**DIRECTION**
Identify the lines holding "Growth" and copy them.

**SOURCE RECORDS**
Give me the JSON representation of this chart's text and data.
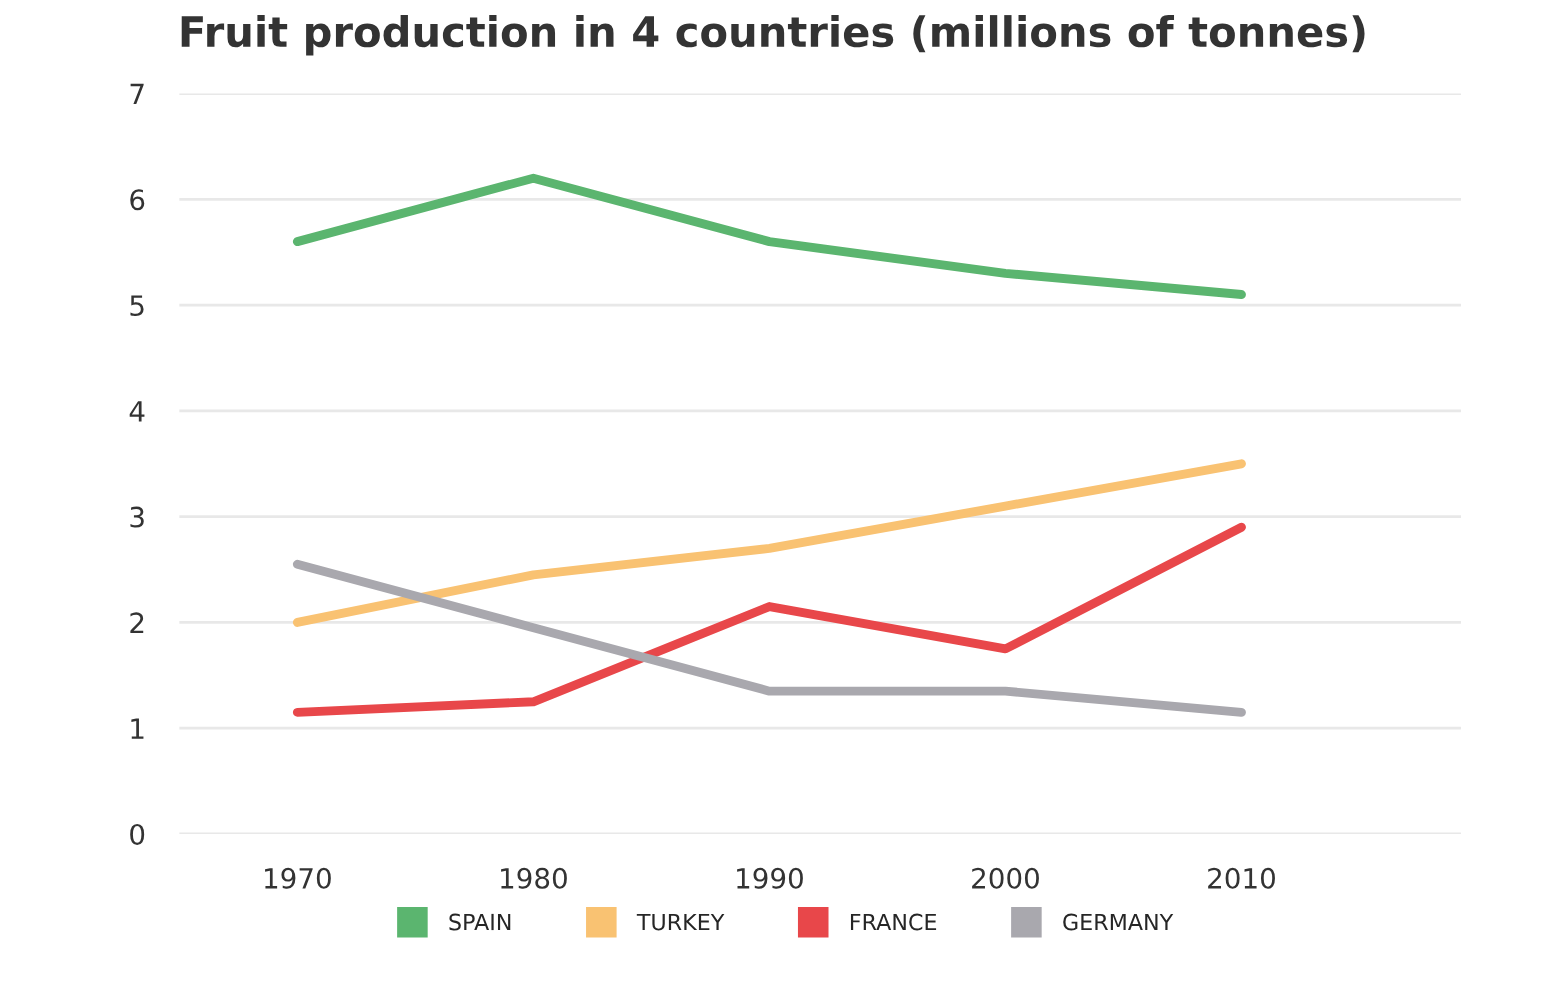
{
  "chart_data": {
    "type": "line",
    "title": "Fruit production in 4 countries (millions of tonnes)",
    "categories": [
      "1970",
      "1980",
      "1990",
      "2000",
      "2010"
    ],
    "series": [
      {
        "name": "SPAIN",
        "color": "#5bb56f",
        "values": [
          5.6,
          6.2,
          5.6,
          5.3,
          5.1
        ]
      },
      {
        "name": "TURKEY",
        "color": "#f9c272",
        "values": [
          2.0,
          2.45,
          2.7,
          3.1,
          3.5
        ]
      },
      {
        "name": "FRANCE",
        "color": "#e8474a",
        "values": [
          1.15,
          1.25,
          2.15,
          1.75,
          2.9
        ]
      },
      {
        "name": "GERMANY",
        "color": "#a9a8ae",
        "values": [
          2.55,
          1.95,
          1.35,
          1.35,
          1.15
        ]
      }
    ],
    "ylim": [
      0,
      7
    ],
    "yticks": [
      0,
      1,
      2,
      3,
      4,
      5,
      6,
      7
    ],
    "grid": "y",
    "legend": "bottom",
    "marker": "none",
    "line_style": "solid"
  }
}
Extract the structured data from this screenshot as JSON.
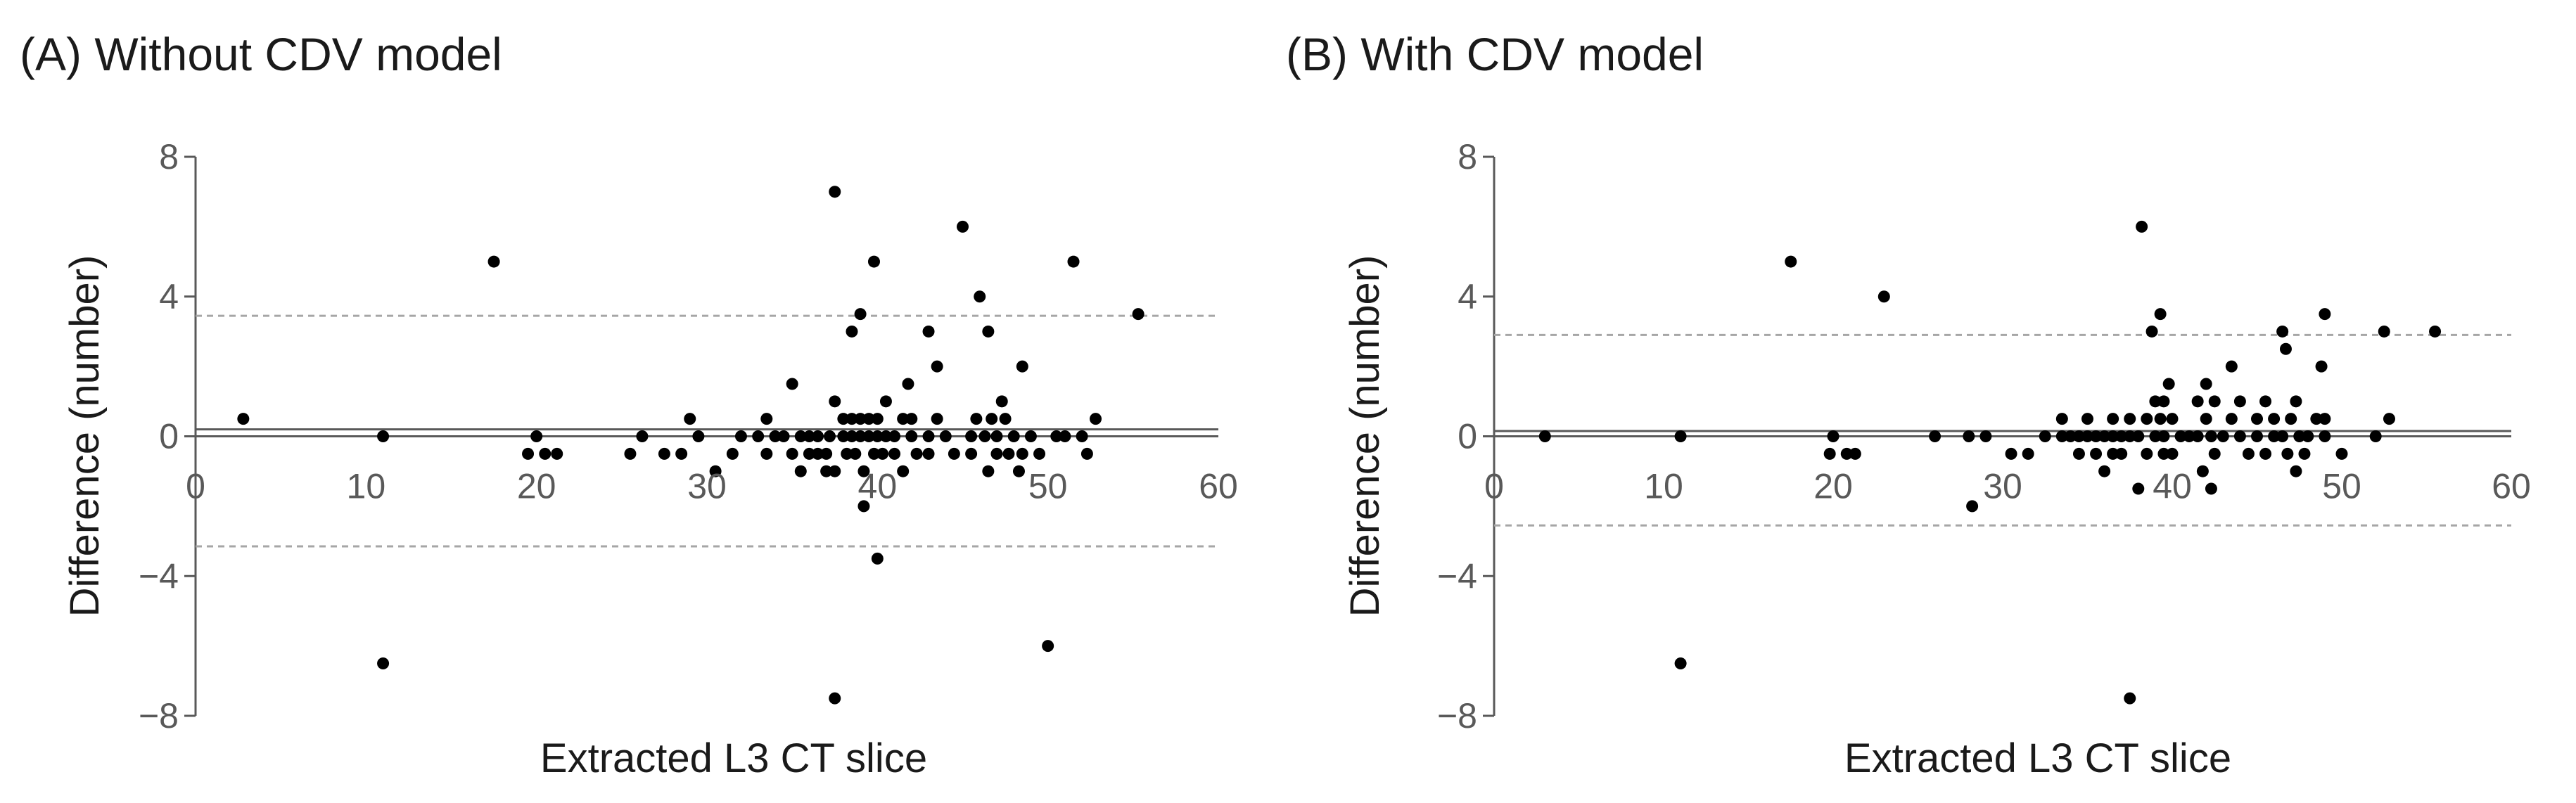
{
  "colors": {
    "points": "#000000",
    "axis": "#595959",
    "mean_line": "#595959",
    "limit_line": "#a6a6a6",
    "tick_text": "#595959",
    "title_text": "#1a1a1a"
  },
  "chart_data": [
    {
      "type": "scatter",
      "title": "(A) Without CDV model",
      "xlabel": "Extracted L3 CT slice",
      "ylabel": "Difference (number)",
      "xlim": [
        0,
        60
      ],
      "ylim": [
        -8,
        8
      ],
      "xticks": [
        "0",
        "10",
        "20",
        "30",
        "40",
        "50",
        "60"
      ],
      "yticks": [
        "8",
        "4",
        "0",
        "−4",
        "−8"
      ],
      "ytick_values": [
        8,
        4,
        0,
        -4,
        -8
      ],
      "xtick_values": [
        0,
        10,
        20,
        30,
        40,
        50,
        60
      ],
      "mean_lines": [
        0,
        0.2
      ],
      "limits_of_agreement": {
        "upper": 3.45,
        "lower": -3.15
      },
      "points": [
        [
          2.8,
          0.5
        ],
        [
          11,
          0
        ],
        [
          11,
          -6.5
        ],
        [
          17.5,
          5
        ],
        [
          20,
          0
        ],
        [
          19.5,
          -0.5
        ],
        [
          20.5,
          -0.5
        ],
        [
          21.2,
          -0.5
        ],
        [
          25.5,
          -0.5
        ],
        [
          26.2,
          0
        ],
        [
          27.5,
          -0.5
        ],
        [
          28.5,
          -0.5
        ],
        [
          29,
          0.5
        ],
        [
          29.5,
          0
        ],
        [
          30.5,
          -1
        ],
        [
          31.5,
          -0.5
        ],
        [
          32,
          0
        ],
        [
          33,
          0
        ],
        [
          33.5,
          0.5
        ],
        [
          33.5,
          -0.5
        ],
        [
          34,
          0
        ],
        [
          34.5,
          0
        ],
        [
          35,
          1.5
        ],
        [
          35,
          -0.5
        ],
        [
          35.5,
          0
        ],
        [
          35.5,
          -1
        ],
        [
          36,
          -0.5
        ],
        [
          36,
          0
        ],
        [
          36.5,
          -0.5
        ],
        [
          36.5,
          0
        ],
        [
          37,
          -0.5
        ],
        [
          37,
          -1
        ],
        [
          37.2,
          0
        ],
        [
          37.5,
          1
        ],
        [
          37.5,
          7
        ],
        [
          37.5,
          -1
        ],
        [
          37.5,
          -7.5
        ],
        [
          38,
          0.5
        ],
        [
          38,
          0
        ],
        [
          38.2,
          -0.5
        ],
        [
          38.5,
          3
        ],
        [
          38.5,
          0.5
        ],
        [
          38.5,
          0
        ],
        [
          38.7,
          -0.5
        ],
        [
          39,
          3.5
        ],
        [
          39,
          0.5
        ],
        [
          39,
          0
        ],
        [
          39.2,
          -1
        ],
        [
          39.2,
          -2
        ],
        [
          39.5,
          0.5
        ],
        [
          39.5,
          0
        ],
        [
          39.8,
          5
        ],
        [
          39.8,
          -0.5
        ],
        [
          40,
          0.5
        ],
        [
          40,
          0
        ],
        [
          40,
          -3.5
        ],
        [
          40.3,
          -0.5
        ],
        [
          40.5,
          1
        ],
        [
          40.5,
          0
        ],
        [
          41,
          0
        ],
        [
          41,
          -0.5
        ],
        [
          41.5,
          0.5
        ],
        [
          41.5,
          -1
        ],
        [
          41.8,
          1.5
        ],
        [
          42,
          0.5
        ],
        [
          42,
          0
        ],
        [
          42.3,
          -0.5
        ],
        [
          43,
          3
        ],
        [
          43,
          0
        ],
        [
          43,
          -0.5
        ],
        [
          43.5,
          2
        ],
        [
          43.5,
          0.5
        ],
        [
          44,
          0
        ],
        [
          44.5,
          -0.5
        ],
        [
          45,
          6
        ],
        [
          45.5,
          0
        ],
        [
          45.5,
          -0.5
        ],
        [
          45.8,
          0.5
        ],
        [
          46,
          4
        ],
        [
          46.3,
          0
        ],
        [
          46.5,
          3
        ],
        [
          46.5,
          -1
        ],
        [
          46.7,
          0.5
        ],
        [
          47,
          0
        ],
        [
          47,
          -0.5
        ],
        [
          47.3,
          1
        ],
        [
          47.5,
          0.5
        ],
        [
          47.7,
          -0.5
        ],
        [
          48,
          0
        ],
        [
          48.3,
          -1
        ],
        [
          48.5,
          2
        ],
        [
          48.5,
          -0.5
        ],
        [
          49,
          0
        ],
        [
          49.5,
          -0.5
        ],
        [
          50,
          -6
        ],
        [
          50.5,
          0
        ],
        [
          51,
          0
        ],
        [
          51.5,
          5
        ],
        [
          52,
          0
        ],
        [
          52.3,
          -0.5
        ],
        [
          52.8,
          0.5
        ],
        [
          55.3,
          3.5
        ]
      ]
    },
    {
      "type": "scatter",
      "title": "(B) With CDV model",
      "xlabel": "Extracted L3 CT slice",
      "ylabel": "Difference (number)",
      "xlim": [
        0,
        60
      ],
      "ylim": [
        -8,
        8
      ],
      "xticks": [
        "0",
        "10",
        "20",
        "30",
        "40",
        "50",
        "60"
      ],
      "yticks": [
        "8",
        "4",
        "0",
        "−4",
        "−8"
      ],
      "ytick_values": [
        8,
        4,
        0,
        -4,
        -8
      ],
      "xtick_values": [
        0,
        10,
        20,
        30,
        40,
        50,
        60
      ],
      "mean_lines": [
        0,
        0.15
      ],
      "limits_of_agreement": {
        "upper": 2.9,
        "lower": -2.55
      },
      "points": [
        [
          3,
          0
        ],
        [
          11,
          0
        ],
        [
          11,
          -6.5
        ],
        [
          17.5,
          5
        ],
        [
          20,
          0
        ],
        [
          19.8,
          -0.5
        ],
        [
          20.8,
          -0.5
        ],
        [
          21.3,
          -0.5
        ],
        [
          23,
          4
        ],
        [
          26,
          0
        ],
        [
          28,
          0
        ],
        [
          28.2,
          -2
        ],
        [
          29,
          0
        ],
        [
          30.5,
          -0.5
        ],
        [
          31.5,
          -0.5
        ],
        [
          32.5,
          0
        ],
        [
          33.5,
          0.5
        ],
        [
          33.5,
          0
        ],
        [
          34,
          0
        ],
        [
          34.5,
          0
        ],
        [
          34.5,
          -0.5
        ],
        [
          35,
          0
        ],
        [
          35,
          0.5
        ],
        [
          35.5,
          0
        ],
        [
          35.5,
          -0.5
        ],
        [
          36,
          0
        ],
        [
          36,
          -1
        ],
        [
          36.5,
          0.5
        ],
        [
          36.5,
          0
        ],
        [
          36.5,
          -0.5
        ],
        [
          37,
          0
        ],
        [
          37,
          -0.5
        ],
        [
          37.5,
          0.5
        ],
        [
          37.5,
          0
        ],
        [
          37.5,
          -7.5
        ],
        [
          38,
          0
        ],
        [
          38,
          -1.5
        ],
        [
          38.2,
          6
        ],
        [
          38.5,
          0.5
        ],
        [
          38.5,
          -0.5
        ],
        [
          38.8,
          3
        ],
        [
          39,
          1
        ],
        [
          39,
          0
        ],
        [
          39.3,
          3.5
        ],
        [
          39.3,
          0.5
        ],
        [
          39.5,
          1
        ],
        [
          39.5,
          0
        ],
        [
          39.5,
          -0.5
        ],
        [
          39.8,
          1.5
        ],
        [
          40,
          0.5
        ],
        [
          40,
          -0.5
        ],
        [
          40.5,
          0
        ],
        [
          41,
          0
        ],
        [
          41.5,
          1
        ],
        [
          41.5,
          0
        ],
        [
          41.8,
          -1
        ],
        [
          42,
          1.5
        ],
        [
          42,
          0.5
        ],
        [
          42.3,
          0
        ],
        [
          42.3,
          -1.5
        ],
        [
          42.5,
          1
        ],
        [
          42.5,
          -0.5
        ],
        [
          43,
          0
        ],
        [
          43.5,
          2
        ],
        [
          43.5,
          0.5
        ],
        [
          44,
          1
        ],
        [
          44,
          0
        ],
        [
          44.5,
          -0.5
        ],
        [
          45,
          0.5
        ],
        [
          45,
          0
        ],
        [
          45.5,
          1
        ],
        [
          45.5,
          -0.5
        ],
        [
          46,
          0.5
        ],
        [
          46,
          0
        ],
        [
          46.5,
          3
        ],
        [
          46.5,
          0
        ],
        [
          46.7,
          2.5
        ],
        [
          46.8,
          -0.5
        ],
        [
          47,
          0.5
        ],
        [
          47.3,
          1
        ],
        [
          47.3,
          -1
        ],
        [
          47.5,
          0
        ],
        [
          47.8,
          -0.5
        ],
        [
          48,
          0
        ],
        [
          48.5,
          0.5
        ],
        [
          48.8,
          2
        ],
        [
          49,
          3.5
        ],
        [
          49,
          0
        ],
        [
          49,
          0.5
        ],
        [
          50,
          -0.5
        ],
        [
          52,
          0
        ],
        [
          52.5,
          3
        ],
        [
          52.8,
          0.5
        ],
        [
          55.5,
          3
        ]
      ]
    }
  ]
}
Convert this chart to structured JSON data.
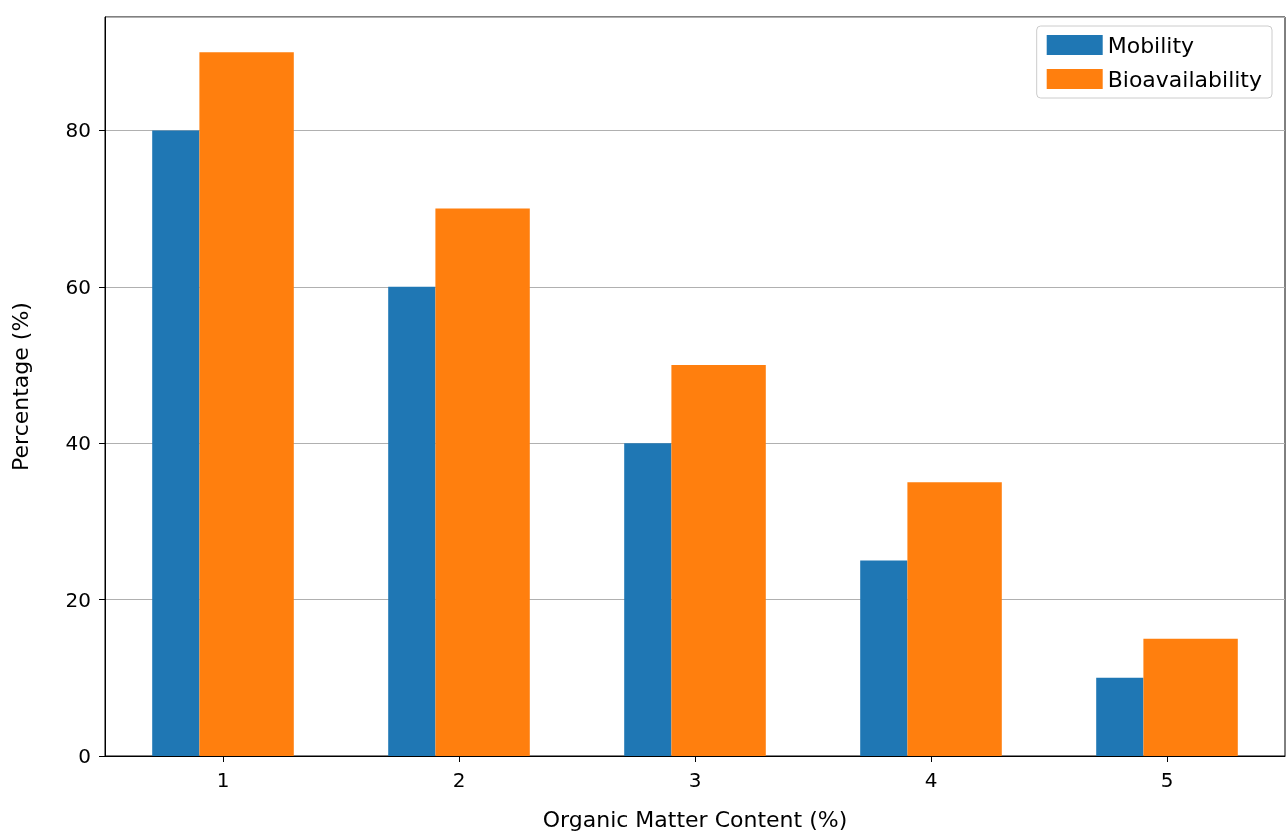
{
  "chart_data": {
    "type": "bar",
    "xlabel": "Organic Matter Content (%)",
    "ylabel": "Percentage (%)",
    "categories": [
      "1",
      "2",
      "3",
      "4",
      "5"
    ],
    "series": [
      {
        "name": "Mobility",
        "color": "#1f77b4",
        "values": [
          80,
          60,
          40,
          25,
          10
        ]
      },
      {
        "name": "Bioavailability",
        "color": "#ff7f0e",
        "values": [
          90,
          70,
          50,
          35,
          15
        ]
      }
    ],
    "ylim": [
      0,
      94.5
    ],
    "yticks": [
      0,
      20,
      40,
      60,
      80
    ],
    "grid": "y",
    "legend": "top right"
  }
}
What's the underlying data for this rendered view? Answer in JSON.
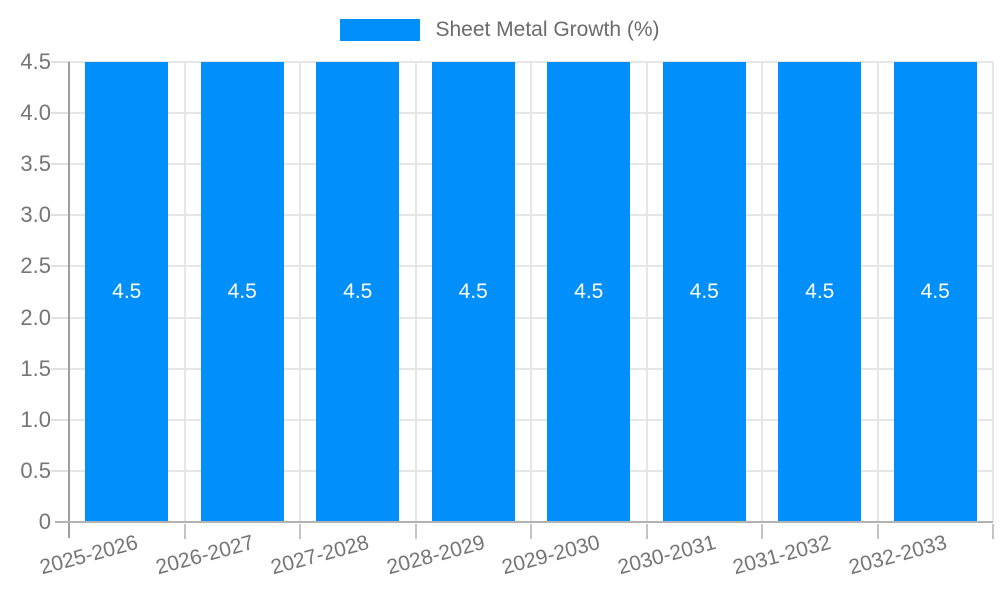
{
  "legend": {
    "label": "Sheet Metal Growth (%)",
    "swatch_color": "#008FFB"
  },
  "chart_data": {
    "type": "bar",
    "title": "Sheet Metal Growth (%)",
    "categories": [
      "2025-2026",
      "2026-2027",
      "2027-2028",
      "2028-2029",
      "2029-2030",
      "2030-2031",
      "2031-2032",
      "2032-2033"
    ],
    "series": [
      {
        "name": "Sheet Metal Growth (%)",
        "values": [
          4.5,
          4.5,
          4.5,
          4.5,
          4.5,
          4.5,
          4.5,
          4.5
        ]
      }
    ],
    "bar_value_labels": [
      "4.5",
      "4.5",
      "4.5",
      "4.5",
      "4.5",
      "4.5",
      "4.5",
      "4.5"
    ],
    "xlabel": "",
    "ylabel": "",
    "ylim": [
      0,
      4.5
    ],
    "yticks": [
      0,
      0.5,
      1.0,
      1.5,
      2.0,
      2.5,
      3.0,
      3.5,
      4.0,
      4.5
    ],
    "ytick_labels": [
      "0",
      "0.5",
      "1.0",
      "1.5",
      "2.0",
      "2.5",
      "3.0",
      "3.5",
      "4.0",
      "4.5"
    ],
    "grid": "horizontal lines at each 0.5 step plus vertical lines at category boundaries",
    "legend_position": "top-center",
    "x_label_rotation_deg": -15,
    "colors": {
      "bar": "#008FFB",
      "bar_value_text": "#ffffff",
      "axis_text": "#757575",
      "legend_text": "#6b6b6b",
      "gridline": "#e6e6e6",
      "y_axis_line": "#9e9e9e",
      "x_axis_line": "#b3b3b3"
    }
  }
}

**OUTPUT OF THE EXERCISE**
    "label": "Sheet Metal Growth (%)",
    "title": "Sheet Metal Growth (%)",
        "name": "Sheet Metal Growth (%)",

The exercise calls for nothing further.